# AIM
List each line holding the string "المختصة".

# DATASET CONTENT
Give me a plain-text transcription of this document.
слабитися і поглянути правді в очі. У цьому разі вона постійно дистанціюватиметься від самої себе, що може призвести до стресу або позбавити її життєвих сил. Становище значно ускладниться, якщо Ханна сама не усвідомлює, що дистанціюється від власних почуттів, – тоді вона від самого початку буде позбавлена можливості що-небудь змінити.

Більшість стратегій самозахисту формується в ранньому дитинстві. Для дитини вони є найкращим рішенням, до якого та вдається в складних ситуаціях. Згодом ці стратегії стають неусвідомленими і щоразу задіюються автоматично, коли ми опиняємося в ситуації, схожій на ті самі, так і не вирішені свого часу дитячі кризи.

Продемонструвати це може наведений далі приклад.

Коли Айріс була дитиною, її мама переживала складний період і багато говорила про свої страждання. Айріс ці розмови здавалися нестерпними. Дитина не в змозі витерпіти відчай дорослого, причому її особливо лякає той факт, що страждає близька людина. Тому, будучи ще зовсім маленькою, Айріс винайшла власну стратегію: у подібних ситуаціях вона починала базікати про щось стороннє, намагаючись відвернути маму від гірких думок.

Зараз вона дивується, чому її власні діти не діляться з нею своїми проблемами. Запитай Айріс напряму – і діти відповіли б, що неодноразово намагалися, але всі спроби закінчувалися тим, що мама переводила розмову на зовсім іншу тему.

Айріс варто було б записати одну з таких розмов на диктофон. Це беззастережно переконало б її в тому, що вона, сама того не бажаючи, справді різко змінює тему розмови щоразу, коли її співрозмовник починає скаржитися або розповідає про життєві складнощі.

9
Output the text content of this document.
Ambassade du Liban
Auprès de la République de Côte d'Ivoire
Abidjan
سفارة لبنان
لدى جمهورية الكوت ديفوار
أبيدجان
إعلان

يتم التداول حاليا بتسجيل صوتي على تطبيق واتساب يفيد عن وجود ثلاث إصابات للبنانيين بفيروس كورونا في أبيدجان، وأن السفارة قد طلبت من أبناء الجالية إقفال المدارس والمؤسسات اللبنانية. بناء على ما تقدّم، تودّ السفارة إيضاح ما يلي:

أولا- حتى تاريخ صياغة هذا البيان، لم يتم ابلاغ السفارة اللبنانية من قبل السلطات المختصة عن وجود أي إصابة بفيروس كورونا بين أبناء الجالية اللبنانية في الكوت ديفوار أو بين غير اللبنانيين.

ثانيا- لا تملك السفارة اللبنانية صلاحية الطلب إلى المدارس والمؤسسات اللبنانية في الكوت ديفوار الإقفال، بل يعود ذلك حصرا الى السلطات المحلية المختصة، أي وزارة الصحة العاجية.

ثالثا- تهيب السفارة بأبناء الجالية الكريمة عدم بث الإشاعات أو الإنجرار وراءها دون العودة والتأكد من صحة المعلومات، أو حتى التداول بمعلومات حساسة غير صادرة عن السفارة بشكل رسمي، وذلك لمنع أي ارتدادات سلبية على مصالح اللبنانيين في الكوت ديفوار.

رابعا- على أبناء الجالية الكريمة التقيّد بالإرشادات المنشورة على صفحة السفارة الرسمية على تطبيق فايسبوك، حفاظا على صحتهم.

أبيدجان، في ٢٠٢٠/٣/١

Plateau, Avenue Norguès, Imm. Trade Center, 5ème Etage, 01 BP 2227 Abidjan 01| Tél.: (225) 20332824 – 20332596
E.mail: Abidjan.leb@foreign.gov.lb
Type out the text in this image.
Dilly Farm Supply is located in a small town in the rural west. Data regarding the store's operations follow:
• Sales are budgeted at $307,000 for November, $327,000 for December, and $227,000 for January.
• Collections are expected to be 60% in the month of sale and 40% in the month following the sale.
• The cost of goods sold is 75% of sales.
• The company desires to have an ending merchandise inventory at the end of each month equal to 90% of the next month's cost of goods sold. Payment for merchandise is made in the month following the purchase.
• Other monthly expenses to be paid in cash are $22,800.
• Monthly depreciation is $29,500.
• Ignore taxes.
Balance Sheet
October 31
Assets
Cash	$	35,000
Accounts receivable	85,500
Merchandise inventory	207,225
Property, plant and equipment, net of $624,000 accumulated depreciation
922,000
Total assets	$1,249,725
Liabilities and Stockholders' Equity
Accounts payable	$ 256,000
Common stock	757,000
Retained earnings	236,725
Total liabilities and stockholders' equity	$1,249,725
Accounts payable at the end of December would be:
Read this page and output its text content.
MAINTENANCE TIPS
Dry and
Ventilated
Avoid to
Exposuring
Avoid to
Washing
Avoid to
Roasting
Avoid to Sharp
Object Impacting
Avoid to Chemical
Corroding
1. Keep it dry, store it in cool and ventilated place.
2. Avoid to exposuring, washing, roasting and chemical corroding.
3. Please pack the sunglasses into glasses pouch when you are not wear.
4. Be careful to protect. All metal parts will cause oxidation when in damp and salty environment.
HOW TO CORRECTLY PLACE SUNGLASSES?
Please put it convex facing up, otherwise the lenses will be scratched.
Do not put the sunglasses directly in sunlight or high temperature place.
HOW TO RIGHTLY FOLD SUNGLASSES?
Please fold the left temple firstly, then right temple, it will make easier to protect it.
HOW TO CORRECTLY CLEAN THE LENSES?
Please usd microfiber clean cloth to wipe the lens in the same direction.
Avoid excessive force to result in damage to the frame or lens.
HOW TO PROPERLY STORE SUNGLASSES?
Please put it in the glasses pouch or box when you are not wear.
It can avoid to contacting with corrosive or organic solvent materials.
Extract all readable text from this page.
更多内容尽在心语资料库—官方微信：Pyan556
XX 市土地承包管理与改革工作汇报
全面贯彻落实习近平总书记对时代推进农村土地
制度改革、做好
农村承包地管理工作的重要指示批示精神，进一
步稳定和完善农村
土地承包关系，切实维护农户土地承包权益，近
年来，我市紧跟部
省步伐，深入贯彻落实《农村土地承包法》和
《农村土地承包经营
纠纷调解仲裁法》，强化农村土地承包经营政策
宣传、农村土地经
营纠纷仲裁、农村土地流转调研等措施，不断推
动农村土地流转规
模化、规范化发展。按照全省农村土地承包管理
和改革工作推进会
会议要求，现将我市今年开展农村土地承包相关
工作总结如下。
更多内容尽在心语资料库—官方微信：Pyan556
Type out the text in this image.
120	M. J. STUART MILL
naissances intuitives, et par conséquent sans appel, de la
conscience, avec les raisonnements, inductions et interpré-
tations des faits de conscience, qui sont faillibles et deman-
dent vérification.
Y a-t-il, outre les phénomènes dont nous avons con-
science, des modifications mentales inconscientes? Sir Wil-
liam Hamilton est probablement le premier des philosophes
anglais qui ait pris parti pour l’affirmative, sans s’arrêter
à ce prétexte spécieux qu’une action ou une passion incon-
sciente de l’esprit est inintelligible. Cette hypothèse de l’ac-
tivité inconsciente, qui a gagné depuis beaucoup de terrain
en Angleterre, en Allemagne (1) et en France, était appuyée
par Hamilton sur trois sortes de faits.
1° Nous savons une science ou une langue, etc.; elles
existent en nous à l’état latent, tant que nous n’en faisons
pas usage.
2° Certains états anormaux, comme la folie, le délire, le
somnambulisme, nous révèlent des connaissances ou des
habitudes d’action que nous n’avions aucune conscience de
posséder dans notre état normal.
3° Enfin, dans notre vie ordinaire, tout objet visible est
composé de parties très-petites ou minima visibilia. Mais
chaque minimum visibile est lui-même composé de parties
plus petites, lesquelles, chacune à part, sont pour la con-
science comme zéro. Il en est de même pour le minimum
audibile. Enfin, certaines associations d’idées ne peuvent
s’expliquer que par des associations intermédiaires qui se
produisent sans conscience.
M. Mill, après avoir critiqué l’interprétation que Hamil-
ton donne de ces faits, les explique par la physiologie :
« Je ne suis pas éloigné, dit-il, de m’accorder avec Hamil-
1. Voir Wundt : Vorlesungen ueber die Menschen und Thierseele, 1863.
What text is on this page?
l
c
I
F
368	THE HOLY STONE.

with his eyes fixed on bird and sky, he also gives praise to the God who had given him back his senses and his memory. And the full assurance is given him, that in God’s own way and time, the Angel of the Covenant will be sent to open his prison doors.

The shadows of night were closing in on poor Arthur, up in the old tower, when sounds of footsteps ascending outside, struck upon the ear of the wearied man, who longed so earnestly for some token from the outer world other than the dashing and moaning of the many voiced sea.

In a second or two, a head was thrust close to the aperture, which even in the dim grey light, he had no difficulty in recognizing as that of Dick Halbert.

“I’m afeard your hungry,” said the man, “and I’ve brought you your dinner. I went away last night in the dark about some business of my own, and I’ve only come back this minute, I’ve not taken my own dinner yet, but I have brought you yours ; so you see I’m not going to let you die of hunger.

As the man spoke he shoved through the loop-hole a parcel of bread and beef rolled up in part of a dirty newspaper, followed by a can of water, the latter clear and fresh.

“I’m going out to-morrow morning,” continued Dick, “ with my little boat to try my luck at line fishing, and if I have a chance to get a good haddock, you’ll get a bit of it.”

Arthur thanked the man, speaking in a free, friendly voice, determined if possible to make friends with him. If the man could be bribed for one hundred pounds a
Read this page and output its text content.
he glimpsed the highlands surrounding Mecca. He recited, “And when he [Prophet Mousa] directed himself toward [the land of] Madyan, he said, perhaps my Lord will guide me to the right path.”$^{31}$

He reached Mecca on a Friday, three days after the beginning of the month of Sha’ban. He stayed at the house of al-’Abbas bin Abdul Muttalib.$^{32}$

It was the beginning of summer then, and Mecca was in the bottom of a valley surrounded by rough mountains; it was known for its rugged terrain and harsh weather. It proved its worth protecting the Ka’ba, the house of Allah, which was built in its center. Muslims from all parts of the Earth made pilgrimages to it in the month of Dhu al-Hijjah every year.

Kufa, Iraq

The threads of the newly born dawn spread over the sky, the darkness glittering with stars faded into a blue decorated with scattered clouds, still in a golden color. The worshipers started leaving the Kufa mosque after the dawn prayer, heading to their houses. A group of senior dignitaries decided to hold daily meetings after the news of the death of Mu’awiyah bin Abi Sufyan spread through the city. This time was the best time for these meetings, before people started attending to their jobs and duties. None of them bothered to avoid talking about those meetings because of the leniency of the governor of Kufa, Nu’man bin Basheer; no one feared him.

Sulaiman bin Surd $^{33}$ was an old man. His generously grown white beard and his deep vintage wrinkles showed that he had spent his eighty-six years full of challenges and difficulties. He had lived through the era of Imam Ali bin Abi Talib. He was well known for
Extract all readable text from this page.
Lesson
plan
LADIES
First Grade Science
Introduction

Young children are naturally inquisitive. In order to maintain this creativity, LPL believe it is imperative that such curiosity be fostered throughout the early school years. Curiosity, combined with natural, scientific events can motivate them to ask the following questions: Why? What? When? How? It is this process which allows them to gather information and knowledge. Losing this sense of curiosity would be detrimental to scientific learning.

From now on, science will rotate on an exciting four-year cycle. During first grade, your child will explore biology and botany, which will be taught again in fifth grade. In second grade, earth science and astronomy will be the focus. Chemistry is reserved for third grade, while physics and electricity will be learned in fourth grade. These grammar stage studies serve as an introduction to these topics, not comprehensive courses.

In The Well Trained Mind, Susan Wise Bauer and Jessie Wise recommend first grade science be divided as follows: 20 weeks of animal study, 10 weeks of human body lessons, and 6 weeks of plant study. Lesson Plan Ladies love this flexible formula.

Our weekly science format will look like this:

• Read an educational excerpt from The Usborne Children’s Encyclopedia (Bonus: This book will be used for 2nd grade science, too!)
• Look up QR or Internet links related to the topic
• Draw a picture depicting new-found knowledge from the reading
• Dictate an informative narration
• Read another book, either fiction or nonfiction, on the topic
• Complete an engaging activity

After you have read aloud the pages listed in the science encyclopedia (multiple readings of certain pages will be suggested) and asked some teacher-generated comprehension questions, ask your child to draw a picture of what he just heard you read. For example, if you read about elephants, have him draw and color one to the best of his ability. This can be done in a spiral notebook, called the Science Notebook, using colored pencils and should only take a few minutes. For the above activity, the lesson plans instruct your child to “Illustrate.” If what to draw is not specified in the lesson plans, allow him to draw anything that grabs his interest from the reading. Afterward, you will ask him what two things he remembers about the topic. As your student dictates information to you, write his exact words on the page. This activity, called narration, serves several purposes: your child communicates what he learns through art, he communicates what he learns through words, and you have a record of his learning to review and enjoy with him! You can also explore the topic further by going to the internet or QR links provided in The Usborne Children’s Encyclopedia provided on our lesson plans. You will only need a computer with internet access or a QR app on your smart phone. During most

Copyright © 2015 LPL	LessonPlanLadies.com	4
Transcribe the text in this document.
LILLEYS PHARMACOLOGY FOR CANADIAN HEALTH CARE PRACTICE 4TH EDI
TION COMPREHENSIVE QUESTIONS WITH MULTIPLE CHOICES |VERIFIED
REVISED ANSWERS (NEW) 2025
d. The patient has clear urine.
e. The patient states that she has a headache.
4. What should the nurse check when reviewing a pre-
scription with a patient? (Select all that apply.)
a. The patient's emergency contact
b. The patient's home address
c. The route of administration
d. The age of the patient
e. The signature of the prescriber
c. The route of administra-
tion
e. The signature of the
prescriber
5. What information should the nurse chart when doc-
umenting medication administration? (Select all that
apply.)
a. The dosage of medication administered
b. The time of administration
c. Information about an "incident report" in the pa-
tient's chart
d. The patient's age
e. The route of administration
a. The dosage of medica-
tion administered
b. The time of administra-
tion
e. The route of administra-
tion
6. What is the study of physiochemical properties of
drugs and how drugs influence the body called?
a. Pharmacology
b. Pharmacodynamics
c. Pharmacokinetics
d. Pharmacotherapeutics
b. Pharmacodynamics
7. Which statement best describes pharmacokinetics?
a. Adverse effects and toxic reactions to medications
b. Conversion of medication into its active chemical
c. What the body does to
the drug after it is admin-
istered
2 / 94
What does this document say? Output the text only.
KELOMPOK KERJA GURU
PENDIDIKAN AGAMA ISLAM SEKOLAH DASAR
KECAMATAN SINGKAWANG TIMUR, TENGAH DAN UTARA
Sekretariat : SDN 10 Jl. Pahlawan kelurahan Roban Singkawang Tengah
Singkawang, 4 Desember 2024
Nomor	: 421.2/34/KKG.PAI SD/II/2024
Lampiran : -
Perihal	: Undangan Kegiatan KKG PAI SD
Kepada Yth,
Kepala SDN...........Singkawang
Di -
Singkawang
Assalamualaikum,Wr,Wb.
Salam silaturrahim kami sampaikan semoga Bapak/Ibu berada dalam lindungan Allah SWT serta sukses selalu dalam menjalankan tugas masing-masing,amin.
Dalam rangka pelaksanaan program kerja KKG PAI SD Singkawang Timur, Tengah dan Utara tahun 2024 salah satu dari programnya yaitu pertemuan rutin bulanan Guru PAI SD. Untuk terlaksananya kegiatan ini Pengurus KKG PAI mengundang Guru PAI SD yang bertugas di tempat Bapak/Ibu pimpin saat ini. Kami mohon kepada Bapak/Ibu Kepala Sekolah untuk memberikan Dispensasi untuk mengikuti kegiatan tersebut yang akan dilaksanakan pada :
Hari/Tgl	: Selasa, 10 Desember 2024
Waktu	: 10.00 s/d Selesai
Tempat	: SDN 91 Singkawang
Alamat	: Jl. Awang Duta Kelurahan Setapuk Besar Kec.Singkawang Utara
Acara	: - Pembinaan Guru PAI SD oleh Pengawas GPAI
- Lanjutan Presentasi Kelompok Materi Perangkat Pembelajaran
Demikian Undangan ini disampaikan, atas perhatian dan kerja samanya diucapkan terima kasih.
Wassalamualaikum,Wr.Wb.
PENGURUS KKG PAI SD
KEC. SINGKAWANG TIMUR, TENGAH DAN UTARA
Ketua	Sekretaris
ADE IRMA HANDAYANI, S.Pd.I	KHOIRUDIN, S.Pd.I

# FINAL ANSWER
أولا- حتى تاريخ صياغة هذا البيان، لم يتم ابلاغ السفارة اللبنانية من قبل السلطات المختصة عن وجود أي إصابة بفيروس كورونا بين أبناء الجالية اللبنانية في الكوت ديفوار أو بين غير اللبنانيين.
ثانيا- لا تملك السفارة اللبنانية صلاحية الطلب إلى المدارس والمؤسسات اللبنانية في الكوت ديفوار الإقفال، بل يعود ذلك حصرا الى السلطات المحلية المختصة، أي وزارة الصحة العاجية.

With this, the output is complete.